*TASK*
Word for word, repeat the entries, minus the pictures.

*SUPPLIED INFORMATION*

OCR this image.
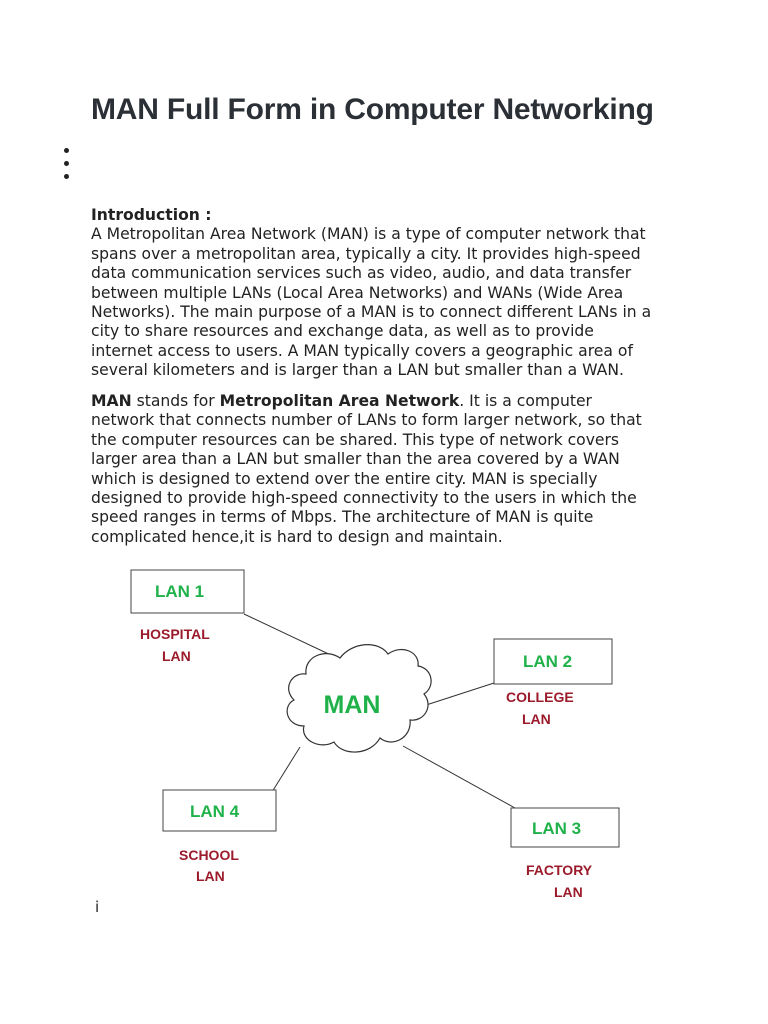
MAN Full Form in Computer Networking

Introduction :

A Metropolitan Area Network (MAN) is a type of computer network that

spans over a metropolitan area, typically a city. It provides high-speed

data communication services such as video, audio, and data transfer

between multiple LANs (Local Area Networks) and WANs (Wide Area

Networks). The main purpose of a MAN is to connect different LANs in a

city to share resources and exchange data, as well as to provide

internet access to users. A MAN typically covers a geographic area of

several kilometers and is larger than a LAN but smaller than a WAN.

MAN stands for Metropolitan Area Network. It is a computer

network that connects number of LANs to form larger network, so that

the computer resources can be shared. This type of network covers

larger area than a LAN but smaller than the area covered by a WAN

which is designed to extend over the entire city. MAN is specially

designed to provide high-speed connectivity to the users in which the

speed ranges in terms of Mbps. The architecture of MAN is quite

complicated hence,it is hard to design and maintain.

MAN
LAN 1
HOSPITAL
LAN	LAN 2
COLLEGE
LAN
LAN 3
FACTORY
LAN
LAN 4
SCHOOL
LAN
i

*EXPECTED ANSWER*
OCR this image.
MAN Full Form in Computer Networking

Introduction :

A Metropolitan Area Network (MAN) is a type of computer network that

spans over a metropolitan area, typically a city. It provides high-speed

data communication services such as video, audio, and data transfer

between multiple LANs (Local Area Networks) and WANs (Wide Area

Networks). The main purpose of a MAN is to connect different LANs in a

city to share resources and exchange data, as well as to provide

internet access to users. A MAN typically covers a geographic area of

several kilometers and is larger than a LAN but smaller than a WAN.

MAN stands for Metropolitan Area Network. It is a computer

network that connects number of LANs to form larger network, so that

the computer resources can be shared. This type of network covers

larger area than a LAN but smaller than the area covered by a WAN

which is designed to extend over the entire city. MAN is specially

designed to provide high-speed connectivity to the users in which the

speed ranges in terms of Mbps. The architecture of MAN is quite

complicated hence,it is hard to design and maintain.

MAN
LAN 1
HOSPITAL
LAN	LAN 2
COLLEGE
LAN
LAN 3
FACTORY
LAN
LAN 4
SCHOOL
LAN
i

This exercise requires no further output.